Your task: Gather every line from the entries below that contains the string "Afri", and copy each of those lines in full.

The input:
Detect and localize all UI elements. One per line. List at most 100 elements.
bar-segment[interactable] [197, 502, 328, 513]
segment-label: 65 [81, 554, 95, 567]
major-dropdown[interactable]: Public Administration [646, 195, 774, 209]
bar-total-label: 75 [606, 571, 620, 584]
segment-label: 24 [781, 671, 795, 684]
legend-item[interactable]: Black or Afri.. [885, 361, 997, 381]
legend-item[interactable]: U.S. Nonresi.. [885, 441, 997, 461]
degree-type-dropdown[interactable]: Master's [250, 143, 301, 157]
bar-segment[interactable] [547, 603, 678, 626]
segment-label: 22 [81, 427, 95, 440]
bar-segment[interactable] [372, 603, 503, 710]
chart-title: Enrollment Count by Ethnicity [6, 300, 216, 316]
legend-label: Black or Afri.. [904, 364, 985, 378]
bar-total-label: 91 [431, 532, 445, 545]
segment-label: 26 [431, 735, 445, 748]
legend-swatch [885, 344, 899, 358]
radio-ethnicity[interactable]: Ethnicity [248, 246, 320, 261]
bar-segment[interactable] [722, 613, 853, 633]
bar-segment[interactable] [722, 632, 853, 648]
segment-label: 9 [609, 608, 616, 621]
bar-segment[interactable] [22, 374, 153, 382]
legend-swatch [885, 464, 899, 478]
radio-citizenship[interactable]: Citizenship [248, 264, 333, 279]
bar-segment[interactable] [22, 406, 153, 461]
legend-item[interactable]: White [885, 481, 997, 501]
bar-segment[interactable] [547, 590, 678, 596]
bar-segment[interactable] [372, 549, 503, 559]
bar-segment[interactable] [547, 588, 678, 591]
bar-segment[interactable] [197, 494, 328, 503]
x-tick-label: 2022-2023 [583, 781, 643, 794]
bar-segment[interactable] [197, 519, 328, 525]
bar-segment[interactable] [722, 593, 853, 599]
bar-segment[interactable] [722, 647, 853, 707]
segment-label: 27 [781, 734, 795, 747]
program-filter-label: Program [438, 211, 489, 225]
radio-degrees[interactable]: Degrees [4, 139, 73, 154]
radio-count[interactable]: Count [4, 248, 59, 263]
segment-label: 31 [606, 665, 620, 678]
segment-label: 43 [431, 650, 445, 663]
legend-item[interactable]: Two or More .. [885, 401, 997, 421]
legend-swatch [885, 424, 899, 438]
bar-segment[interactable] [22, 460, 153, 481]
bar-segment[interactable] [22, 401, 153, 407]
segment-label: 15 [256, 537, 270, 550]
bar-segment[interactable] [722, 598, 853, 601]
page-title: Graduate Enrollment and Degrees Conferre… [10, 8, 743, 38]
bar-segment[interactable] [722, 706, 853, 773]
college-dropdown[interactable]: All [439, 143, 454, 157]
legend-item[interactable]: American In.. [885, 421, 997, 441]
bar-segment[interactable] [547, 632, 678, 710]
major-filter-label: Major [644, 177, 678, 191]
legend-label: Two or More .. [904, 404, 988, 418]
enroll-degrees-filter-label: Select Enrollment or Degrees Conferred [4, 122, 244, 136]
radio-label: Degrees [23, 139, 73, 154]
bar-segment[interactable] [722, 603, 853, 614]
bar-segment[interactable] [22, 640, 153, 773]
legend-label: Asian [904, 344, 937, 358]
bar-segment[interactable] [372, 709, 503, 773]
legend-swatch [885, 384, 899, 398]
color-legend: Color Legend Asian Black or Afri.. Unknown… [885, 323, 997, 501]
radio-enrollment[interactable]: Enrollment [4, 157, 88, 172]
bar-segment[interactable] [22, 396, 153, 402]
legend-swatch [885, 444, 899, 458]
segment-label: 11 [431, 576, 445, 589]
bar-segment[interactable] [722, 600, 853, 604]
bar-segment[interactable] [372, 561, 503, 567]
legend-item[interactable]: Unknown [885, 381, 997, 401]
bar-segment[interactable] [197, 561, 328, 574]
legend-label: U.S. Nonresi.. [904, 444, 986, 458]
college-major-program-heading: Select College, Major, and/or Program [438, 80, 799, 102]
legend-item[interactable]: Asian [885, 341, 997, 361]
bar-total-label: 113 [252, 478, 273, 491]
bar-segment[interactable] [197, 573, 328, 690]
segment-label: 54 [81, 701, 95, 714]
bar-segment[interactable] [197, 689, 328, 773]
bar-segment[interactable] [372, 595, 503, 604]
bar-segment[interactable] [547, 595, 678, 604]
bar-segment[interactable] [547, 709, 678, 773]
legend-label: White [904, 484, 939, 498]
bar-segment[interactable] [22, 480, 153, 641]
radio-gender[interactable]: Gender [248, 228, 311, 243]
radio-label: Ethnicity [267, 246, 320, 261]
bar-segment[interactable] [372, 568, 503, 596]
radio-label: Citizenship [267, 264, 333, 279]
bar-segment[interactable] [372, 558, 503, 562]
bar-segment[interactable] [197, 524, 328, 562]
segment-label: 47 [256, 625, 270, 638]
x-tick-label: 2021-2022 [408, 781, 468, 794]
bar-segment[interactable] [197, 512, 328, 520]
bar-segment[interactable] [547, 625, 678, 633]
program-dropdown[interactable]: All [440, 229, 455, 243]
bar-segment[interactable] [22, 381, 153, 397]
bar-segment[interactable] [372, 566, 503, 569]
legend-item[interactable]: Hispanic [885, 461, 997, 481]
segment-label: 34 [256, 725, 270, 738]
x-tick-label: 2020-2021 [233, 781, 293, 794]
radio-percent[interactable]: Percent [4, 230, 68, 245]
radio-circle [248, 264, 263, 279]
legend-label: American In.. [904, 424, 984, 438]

Expected answer:
legend-item[interactable]: Black or Afri.. [885, 361, 997, 381]
legend-label: Black or Afri.. [904, 364, 985, 378]
color-legend: Color Legend Asian Black or Afri.. Unknown… [885, 323, 997, 501]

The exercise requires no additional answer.